▶ [WHAT TO WORK ON]
Transcribe every entry word for word, but skip the images.

-- START OF PROVIDED ENTRIES --

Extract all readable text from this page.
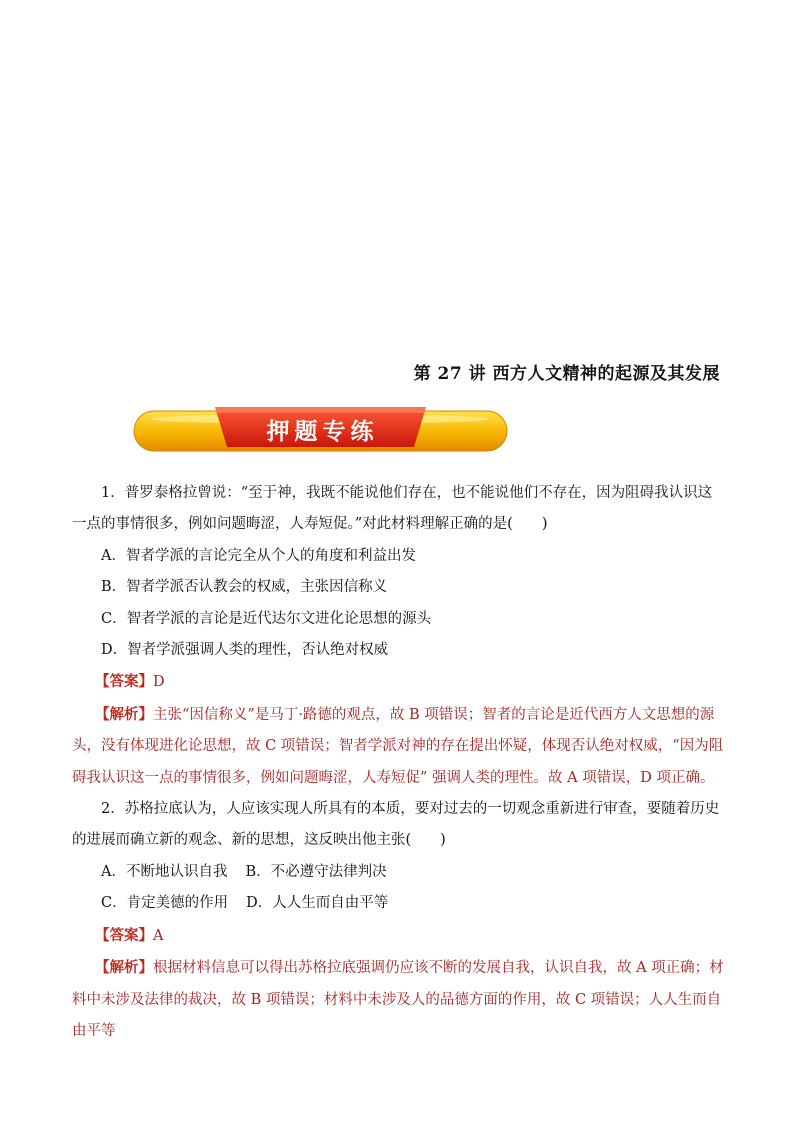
第 27 讲 西方人文精神的起源及其发展
押题专练

1．普罗泰格拉曾说：“至于神，我既不能说他们存在，也不能说他们不存在，因为阻碍我认识这一点的事情很多，例如问题晦涩，人寿短促。”对此材料理解正确的是(　　)

A．智者学派的言论完全从个人的角度和利益出发

B．智者学派否认教会的权威，主张因信称义

C．智者学派的言论是近代达尔文进化论思想的源头

D．智者学派强调人类的理性，否认绝对权威

【答案】D

【解析】主张“因信称义”是马丁·路德的观点，故 B 项错误；智者的言论是近代西方人文思想的源头，没有体现进化论思想，故 C 项错误；智者学派对神的存在提出怀疑，体现否认绝对权威，“因为阻碍我认识这一点的事情很多，例如问题晦涩，人寿短促” 强调人类的理性。故 A 项错误，D 项正确。

2．苏格拉底认为，人应该实现人所具有的本质，要对过去的一切观念重新进行审查，要随着历史的进展而确立新的观念、新的思想，这反映出他主张(　　)

A．不断地认识自我 B．不必遵守法律判决

C．肯定美德的作用 D．人人生而自由平等

【答案】A

【解析】根据材料信息可以得出苏格拉底强调仍应该不断的发展自我，认识自我，故 A 项正确；材料中未涉及法律的裁决，故 B 项错误；材料中未涉及人的品德方面的作用，故 C 项错误；人人生而自由平等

-- END OF PROVIDED ENTRIES --

▶ [SOLUTION TO THE PROBLEM]
Extract all readable text from this page.
第 27 讲 西方人文精神的起源及其发展
押题专练

1．普罗泰格拉曾说：“至于神，我既不能说他们存在，也不能说他们不存在，因为阻碍我认识这一点的事情很多，例如问题晦涩，人寿短促。”对此材料理解正确的是(　　)

A．智者学派的言论完全从个人的角度和利益出发

B．智者学派否认教会的权威，主张因信称义

C．智者学派的言论是近代达尔文进化论思想的源头

D．智者学派强调人类的理性，否认绝对权威

【答案】D

【解析】主张“因信称义”是马丁·路德的观点，故 B 项错误；智者的言论是近代西方人文思想的源头，没有体现进化论思想，故 C 项错误；智者学派对神的存在提出怀疑，体现否认绝对权威，“因为阻碍我认识这一点的事情很多，例如问题晦涩，人寿短促” 强调人类的理性。故 A 项错误，D 项正确。

2．苏格拉底认为，人应该实现人所具有的本质，要对过去的一切观念重新进行审查，要随着历史的进展而确立新的观念、新的思想，这反映出他主张(　　)

A．不断地认识自我 B．不必遵守法律判决

C．肯定美德的作用 D．人人生而自由平等

【答案】A

【解析】根据材料信息可以得出苏格拉底强调仍应该不断的发展自我，认识自我，故 A 项正确；材料中未涉及法律的裁决，故 B 项错误；材料中未涉及人的品德方面的作用，故 C 项错误；人人生而自由平等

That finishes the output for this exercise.